# [WHAT IS NEEDED]
Some lines of these records may hold the word "Suez"; state how many, using only the number.

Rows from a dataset
******

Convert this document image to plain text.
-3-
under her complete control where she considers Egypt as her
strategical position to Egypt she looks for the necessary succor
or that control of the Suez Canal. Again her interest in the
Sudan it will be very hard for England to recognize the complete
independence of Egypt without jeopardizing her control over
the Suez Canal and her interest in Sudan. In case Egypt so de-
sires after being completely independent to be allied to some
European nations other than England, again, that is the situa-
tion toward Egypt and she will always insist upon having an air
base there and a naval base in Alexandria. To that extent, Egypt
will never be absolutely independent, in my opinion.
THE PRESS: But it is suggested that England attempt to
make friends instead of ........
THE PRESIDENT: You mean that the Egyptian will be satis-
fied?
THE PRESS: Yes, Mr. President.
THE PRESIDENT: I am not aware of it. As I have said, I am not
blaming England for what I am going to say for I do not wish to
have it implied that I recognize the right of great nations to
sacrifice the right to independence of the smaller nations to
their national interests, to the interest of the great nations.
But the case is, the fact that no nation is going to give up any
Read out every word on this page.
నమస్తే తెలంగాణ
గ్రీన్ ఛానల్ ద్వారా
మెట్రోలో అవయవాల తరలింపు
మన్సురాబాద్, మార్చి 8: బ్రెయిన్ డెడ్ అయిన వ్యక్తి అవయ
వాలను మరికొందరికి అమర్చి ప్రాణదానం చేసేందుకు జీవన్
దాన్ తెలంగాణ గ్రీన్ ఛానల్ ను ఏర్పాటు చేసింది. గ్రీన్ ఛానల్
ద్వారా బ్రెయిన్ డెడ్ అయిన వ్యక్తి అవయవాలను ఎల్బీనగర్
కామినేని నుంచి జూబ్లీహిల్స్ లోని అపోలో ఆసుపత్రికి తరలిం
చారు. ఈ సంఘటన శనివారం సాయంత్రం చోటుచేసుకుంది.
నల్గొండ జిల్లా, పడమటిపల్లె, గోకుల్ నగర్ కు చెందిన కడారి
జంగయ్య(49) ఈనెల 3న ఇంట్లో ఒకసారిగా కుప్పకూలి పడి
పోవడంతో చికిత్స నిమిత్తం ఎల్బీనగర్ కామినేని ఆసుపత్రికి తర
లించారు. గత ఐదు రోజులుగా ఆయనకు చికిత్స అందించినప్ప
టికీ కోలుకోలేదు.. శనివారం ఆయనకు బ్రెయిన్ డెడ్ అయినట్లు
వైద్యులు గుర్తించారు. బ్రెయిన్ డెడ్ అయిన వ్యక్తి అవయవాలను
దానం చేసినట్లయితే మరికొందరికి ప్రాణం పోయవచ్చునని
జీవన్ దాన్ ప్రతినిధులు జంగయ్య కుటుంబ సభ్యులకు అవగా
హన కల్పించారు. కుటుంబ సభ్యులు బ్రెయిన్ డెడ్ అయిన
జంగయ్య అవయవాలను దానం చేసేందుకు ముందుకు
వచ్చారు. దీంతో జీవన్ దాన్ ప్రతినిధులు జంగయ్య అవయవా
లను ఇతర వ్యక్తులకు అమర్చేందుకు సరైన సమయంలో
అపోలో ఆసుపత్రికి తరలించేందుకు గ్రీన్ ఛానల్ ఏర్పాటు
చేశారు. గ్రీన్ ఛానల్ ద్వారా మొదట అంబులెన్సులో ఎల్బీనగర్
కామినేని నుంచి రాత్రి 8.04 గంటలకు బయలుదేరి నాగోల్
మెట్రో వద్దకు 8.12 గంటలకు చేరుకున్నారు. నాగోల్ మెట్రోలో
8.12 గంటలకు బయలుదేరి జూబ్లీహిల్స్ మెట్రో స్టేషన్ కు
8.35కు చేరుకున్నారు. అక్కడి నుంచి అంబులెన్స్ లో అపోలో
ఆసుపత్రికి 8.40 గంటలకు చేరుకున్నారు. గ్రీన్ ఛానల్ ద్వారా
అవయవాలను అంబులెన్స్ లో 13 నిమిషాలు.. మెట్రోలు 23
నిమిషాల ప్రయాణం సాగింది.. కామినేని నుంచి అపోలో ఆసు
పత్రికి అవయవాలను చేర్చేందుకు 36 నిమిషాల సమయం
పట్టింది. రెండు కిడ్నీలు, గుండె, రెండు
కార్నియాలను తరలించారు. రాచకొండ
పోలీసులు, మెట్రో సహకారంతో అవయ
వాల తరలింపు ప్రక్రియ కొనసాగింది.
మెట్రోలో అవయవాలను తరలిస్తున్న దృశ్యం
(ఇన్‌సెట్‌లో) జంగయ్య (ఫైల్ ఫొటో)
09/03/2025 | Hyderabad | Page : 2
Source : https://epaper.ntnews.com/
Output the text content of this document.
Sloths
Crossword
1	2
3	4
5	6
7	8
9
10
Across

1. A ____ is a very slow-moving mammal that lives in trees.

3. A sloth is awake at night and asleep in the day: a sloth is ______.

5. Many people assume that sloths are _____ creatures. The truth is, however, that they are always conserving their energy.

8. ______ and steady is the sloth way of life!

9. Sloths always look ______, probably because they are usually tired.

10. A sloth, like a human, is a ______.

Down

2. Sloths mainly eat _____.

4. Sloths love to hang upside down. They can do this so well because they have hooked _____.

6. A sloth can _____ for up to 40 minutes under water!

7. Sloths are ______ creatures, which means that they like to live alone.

******

# [CORRECT OUTPUT]
2